### Directions for this task
Copy the records below word for word, keeping every line and its numbers in the original order.

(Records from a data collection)
---*---

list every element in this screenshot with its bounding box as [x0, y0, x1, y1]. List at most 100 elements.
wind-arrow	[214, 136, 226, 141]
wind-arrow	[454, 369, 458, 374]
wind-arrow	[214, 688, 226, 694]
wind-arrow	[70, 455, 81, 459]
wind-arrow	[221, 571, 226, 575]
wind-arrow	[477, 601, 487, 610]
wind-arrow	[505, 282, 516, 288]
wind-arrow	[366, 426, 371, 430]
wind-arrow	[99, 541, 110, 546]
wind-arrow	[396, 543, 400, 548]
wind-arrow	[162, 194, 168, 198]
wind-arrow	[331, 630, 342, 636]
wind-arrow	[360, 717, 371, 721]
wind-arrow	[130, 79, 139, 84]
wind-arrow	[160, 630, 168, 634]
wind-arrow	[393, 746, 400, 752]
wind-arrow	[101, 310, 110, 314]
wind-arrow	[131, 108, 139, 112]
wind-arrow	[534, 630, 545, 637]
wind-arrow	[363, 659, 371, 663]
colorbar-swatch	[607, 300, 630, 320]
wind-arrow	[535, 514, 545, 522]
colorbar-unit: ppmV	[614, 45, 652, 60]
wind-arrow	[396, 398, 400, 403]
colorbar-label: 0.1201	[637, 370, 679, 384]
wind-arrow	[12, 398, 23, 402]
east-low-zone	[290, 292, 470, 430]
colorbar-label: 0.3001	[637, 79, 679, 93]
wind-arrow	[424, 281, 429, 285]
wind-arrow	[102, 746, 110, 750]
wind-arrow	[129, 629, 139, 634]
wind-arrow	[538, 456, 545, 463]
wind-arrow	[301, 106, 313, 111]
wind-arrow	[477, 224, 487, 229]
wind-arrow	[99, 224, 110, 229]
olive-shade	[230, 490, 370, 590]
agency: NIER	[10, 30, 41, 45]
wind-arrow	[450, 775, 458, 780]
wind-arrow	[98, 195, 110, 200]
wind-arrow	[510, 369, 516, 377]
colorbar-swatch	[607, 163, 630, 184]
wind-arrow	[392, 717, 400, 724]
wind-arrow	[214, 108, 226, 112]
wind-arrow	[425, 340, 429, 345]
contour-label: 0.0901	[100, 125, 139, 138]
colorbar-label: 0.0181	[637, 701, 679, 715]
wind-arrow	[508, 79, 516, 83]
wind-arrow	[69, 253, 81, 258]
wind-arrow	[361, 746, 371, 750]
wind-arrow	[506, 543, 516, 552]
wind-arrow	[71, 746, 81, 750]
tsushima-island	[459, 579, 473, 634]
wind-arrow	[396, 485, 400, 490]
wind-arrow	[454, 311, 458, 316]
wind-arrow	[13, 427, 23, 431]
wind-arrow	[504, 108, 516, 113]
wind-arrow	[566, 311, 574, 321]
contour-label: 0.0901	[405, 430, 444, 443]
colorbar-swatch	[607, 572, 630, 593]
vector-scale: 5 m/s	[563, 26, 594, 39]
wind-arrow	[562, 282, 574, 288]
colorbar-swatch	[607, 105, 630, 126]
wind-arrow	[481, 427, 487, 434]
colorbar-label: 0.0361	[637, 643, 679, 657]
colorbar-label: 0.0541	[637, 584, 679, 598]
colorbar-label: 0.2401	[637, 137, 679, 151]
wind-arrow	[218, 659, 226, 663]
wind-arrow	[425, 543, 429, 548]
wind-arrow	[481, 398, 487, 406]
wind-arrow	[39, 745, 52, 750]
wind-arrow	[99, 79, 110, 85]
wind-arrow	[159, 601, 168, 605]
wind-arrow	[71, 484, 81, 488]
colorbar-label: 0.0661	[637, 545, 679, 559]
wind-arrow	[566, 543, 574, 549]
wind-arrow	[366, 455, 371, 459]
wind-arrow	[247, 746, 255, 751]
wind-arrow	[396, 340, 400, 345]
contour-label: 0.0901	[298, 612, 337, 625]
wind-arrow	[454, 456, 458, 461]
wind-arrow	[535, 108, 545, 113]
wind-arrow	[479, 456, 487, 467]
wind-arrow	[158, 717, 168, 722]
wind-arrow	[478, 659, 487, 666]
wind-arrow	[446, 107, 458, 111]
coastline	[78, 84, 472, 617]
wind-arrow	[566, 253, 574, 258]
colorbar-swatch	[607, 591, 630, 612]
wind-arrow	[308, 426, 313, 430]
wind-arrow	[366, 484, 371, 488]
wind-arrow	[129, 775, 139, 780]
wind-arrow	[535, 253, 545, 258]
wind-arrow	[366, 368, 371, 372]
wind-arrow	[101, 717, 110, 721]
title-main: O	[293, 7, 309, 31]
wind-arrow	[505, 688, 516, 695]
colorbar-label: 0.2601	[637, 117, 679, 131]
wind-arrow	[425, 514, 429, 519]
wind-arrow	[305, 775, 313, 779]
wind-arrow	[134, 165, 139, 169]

---*---

### Task solution
list every element in this screenshot with its bounding box as [x0, y0, x1, y1]. List at most 100 elements.
wind-arrow	[214, 136, 226, 141]
wind-arrow	[454, 369, 458, 374]
wind-arrow	[214, 688, 226, 694]
wind-arrow	[70, 455, 81, 459]
wind-arrow	[221, 571, 226, 575]
wind-arrow	[477, 601, 487, 610]
wind-arrow	[505, 282, 516, 288]
wind-arrow	[366, 426, 371, 430]
wind-arrow	[99, 541, 110, 546]
wind-arrow	[396, 543, 400, 548]
wind-arrow	[162, 194, 168, 198]
wind-arrow	[331, 630, 342, 636]
wind-arrow	[360, 717, 371, 721]
wind-arrow	[130, 79, 139, 84]
wind-arrow	[160, 630, 168, 634]
wind-arrow	[393, 746, 400, 752]
wind-arrow	[101, 310, 110, 314]
wind-arrow	[131, 108, 139, 112]
wind-arrow	[534, 630, 545, 637]
wind-arrow	[363, 659, 371, 663]
colorbar-swatch	[607, 300, 630, 320]
wind-arrow	[535, 514, 545, 522]
colorbar-unit: ppmV	[614, 45, 652, 60]
wind-arrow	[396, 398, 400, 403]
colorbar-label: 0.1201	[637, 370, 679, 384]
wind-arrow	[12, 398, 23, 402]
east-low-zone	[290, 292, 470, 430]
colorbar-label: 0.3001	[637, 79, 679, 93]
wind-arrow	[424, 281, 429, 285]
wind-arrow	[102, 746, 110, 750]
wind-arrow	[129, 629, 139, 634]
wind-arrow	[538, 456, 545, 463]
wind-arrow	[301, 106, 313, 111]
wind-arrow	[477, 224, 487, 229]
wind-arrow	[99, 224, 110, 229]
olive-shade	[230, 490, 370, 590]
agency: NIER	[10, 30, 41, 45]
wind-arrow	[450, 775, 458, 780]
wind-arrow	[98, 195, 110, 200]
wind-arrow	[510, 369, 516, 377]
colorbar-swatch	[607, 163, 630, 184]
wind-arrow	[392, 717, 400, 724]
wind-arrow	[214, 108, 226, 112]
wind-arrow	[425, 340, 429, 345]
contour-label: 0.0901	[100, 125, 139, 138]
colorbar-label: 0.0181	[637, 701, 679, 715]
wind-arrow	[508, 79, 516, 83]
wind-arrow	[69, 253, 81, 258]
wind-arrow	[361, 746, 371, 750]
wind-arrow	[506, 543, 516, 552]
wind-arrow	[71, 746, 81, 750]
tsushima-island	[459, 579, 473, 634]
wind-arrow	[396, 485, 400, 490]
wind-arrow	[454, 311, 458, 316]
wind-arrow	[13, 427, 23, 431]
wind-arrow	[504, 108, 516, 113]
wind-arrow	[566, 311, 574, 321]
contour-label: 0.0901	[405, 430, 444, 443]
colorbar-swatch	[607, 572, 630, 593]
vector-scale: 5 m/s	[563, 26, 594, 39]
wind-arrow	[562, 282, 574, 288]
colorbar-swatch	[607, 105, 630, 126]
wind-arrow	[481, 427, 487, 434]
colorbar-label: 0.0361	[637, 643, 679, 657]
colorbar-label: 0.0541	[637, 584, 679, 598]
colorbar-label: 0.2401	[637, 137, 679, 151]
wind-arrow	[218, 659, 226, 663]
wind-arrow	[425, 543, 429, 548]
wind-arrow	[481, 398, 487, 406]
wind-arrow	[39, 745, 52, 750]
wind-arrow	[99, 79, 110, 85]
wind-arrow	[159, 601, 168, 605]
wind-arrow	[71, 484, 81, 488]
colorbar-label: 0.0661	[637, 545, 679, 559]
wind-arrow	[566, 543, 574, 549]
wind-arrow	[366, 455, 371, 459]
wind-arrow	[247, 746, 255, 751]
wind-arrow	[396, 340, 400, 345]
contour-label: 0.0901	[298, 612, 337, 625]
wind-arrow	[454, 456, 458, 461]
wind-arrow	[535, 108, 545, 113]
wind-arrow	[479, 456, 487, 467]
wind-arrow	[158, 717, 168, 722]
wind-arrow	[478, 659, 487, 666]
wind-arrow	[446, 107, 458, 111]
coastline	[78, 84, 472, 617]
wind-arrow	[566, 253, 574, 258]
colorbar-swatch	[607, 591, 630, 612]
wind-arrow	[308, 426, 313, 430]
wind-arrow	[366, 484, 371, 488]
wind-arrow	[129, 775, 139, 780]
wind-arrow	[535, 253, 545, 258]
wind-arrow	[366, 368, 371, 372]
wind-arrow	[101, 717, 110, 721]
title-main: O	[293, 7, 309, 31]
wind-arrow	[505, 688, 516, 695]
colorbar-label: 0.2601	[637, 117, 679, 131]
wind-arrow	[425, 514, 429, 519]
wind-arrow	[305, 775, 313, 779]
wind-arrow	[134, 165, 139, 169]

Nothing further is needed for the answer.